◆ Required action A: In the emerging-markets bond report, why did yields on 10-year Treasuries fall early Thursday? Explain in one to three sentences.
◆ Required action B: Continue the emerging-markets bond report from its final sentence about Promsvyazbank and TransCreditBank.

[[ Study text, beginning ]]

By Christine Van Dusen

Atlanta, July 1 - Russian banks kept up their hot - well, maybe warm - streak on Thursday with the pricing of yet another deal from the sector, but for the most part new bond issuance kept to a snail's pace as emerging markets digested yet another dreary economic report from the United States.

"I'm a little bored," a New York-based market source said. "Today has been really quiet."

Yields on 10-year Treasuries fell early Thursday in response to news that jobless claims in the United States unexpectedly rose by 13,000 to 472,000, according to the Labor Department. Yields bounced back some by afternoon, but investors remained pessimistic about an economic recovery.

"The volatility of the last few days has again caused risk appetite to fade," a trader said.

What many market-watchers are looking out for now is Friday's report on non-farm payrolls. "We could get a relief rally in equity markets, post-payroll numbers, as most have been beaten down with market moves in the last week or so and are expecting a bad number," he said.

VEB prices notes

In the primary market, Thursday saw Moscow-based lender Vnesheconombank (VEB) price $1 billion 6.902% notes due 2020 at par to yield Treasuries plus 400 basis points, according to an informed market source.

Barclays, Citigroup, Societe Generale, ING, Troika Dialog and VTB Capital were the bookrunners for the Rule 144A and Regulation S deal.

Thursday's issuance by VTB followed Wednesday's pricing from another Russian banking name, Sberbank, which sold $1 billion 5.499% notes due 2015 at par to yield mid-swaps plus 345 bps.

And coming to market soon is a planned dollar-denominated issue of tier 2 loan participation notes, talked at 11¼%, from Moscow-based lender Promsvyazbank, as well as a possible issue of notes from TransCreditBank via JPMorgan and BNP Paribas.

[[ Study text, end ]]
[[ Record extracts, beginning ]]

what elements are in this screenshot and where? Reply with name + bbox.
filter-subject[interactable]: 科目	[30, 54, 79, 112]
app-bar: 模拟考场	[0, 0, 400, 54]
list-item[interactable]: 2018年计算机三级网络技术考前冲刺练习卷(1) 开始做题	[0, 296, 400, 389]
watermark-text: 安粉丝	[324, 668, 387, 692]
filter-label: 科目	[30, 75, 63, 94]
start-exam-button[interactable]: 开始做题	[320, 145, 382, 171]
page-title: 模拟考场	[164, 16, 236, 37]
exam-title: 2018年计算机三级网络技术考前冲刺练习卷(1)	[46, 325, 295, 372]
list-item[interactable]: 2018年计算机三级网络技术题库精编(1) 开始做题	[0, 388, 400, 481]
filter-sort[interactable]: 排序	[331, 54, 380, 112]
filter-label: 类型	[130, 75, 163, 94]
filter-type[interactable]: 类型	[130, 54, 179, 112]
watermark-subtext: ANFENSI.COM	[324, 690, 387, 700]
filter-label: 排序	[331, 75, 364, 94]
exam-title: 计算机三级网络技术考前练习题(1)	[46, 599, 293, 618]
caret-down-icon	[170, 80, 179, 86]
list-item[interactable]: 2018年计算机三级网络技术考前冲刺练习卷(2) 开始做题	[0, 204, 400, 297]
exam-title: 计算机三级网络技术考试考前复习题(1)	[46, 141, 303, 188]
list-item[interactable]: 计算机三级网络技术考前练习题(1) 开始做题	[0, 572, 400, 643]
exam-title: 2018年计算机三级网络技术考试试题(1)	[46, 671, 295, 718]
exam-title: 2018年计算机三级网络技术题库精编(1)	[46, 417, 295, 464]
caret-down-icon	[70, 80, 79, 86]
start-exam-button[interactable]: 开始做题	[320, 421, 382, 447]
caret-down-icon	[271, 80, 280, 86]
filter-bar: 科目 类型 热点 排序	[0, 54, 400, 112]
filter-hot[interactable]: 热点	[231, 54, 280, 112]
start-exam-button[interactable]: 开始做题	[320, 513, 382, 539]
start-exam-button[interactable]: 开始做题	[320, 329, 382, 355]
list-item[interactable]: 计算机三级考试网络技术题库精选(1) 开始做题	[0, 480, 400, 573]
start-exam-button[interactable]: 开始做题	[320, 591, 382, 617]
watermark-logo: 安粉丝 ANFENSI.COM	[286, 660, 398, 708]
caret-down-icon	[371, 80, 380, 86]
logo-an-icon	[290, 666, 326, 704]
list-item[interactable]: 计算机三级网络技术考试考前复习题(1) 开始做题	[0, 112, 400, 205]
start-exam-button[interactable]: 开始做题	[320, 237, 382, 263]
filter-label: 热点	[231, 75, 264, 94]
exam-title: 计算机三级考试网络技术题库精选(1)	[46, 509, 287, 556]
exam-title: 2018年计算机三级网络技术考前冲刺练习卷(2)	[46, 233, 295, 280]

[[ Record extracts, end ]]

◆ Response box A: Yields on 10-year Treasuries fell early Thursday in response to news that U.S. jobless claims had unexpectedly risen by 13,000 to 472,000, according to the Labor Department.

◆ Response box B:
Russia is warming up as a place for new issuance because the economy is growing somewhat, bank deposits are increasing and yields are low, a market source said. But the country's reliance on the oil trade means the sovereign remains a little risky.

Cruzeiro prints notes

Also printing on Thursday was a $200 million issue of 7% notes due 2013 from Sao Paulo's Banco Cruzeiro do Sul, priced at 99.337 to yield 7¼%, according to a market source.

BCP Securities was the bookrunner for the Regulation S-only deal, which had been talked at 7% to 7¼%.

Other than that deal, "Latin America has been quiet," the New York-based source said. "It's a little bizarre. Guys get their coupons and have to start investing but there's no new supply."

He expects the Latin American drought of new issuance will continue until at least after the July 4 holiday.

"That's pretty much it," the New York-based source said.

Some LatAm names perform

Meanwhile some Latin American names traded fairly well on Thursday, with Mexico, Brazil and Peru as particular standouts, he said.

"The bids are still there," he said. "There are better buyers of bonds. For the Brazils of the world, BBB-rated, they're sort of the new U.S. Treasuries of Latin America. The appetite is just insatiable. There's better buying of those assets."

But more speculative-grade paper, like that from Venezuela and Argentina, was "selling off," he said. "That stuff is inactive overall. Buying the speculative stuff is more of an equity trade. If equities stabilize and do better, then guys will have confidence."

Venezuela was "underperforming most other credits" on Thursday, a trader said. "Argentina and Venezuela bonds ended down ¼ to 1¼ bps."

Currently there's so much cash building up and so little new issuance that "guys have to buy something," he said. "For the highest-rated stuff there are no problems. Brazil and Peru have decent growth. Mexico is OK and for the time being is off the radar screen, and the fundamentals are pretty good."

In general, emerging market sovereign bonds ended the day mixed to lower, the trader said.

Inflows tick up

Emerging market bond funds saw inflows of $693 million for the week ended June 30, according to data tracker EPFR Global. That's up from the previous week, when inflows totaled $673 million.

"I think what the numbers suggest to me is that EM bond funds are really managing to hang on to a surprising safe-haven status at the moment," said Cameron Brandt, global senior analyst for EPFR. "There weren't a lot of fund groups that took in money, but this was one of them."